Artificial Neural Networks based global Ionospheric Model

Context:

Researchers from the Indian Institute of Geomagnetism (IIG), Navi Mumbai, under the Department of Science & Technology have developed a global model to predict the ionospheric electron density with larger data coverage.

About:

• The new Artificial Neural Networks based global Ionospheric Model (ANNIM) is developed using long-term ionospheric observations to predict the ionospheric electron density and the peak parameters.
• ANNs replicate the processes in the human brain (or biological neurons) to solve problems such as:
  • pattern recognition
  • classification
  • clustering
  • generalization
  • linear and nonlinear data fitting
  • time-series prediction
• Currently, very few attempts have been made to model the global ionosphere variability using ANNs.

How do they do it?

# Required tasks
1. Transcribe from the ionospheric model text the passage that begins at the words "Researchers from the", stopping after the words "larger data coverage.".
2. Write the next part of the text on the neural-network ionospheric model, starting after its last line.

# Data listing
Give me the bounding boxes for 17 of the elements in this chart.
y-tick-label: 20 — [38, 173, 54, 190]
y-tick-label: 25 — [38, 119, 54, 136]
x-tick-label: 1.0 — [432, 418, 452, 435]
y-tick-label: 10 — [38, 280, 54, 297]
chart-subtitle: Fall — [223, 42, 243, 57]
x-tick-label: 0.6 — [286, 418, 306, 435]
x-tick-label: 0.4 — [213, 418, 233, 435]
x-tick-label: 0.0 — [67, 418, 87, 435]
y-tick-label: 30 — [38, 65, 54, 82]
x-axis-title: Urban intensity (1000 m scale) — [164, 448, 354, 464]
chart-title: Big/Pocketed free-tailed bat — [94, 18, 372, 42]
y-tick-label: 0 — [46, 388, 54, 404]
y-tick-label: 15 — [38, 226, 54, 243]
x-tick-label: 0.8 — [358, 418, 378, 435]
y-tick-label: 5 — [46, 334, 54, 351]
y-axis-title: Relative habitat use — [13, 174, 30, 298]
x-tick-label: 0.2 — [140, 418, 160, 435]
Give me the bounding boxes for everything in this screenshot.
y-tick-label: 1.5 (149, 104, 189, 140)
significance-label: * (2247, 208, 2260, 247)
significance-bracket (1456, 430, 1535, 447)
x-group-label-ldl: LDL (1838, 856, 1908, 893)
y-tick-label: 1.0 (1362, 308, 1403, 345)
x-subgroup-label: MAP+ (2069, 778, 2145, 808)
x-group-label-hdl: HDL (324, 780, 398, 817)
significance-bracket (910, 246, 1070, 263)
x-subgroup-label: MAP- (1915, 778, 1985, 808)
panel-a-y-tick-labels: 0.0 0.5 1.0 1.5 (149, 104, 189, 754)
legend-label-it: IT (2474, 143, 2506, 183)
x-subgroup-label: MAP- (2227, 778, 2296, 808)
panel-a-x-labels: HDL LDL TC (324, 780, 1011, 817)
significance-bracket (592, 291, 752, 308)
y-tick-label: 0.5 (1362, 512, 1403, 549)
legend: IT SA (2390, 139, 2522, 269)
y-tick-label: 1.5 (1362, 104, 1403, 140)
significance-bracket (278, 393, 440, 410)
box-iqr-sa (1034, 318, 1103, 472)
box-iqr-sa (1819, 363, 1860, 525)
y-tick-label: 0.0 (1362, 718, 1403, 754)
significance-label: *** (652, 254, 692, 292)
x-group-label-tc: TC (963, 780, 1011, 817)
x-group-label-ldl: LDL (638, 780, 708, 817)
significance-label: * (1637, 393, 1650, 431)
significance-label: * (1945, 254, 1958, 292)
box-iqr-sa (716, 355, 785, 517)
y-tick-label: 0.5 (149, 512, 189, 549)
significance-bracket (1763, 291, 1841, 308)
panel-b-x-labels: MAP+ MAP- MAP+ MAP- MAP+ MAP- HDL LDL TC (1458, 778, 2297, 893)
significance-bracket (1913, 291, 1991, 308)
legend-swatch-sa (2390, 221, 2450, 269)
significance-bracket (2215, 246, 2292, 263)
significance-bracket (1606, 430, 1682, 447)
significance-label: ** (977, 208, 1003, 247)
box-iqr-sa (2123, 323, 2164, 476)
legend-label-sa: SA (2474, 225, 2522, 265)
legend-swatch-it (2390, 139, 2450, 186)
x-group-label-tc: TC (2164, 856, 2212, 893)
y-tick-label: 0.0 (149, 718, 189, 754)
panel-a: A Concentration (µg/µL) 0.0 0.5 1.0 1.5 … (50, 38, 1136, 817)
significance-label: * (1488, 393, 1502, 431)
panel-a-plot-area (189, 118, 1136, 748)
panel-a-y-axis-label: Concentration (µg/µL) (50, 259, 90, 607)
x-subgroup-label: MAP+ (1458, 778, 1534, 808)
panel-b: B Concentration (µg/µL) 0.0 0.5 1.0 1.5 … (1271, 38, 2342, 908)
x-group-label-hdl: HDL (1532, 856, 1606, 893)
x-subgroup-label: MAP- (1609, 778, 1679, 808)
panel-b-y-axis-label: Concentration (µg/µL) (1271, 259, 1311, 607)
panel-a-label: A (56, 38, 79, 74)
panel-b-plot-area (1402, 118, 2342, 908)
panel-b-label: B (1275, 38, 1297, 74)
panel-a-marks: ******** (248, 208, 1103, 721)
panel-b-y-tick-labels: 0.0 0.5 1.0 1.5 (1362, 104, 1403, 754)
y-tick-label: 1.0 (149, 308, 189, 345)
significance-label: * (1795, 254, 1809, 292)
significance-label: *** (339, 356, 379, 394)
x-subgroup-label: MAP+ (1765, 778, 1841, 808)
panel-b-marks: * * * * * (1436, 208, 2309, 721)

# Exercise answers
1.
Researchers from the Indian Institute of Geomagnetism (IIG), Navi Mumbai, under the Department of Science & Technology have developed a global model to predict the ionospheric electron density with larger data coverage.

2.
• The researchers developed a neural network-based global ionospheric model by using:
  • an extensive database of global Digisonde (an instrument that measures real-time on-site electron density of the ionosphere by sending the radiofrequency pulses)
  • Global Navigation Satellite System (GNSS) radio occultation
  • topside sounders observations
• These datasets were processed with various quality control measures to eliminate spurious data points (outliers) and prepared for the training.
• Day number, Universal Time, latitude, longitude, F10.7 index (responsible for Photo-ionization), Kp (represents the disturbed space weather conditions), magnetic declination, inclination, dip latitude, zonal and meridional neutral winds were taken as inputs in the study.
• The target (output) of ANNs is the electron density as a function of altitude for any given location and time.
• The data was trained with the ANNs using a high-performance computer at IIG to develop the ANNIM.

What is the ionosphere?

• A dense layer of molecules and electrically charged particles, called the ionosphere, at about 35 miles (60 kilometers) above the planet’s surface and stretching out beyond 620 miles (1,000 km).
• The ionosphere overlaps the mesosphere, thermosphere, and exosphere. It is a very active part of the atmosphere, and it grows and shrinks depending on the energy it absorbs from the sun.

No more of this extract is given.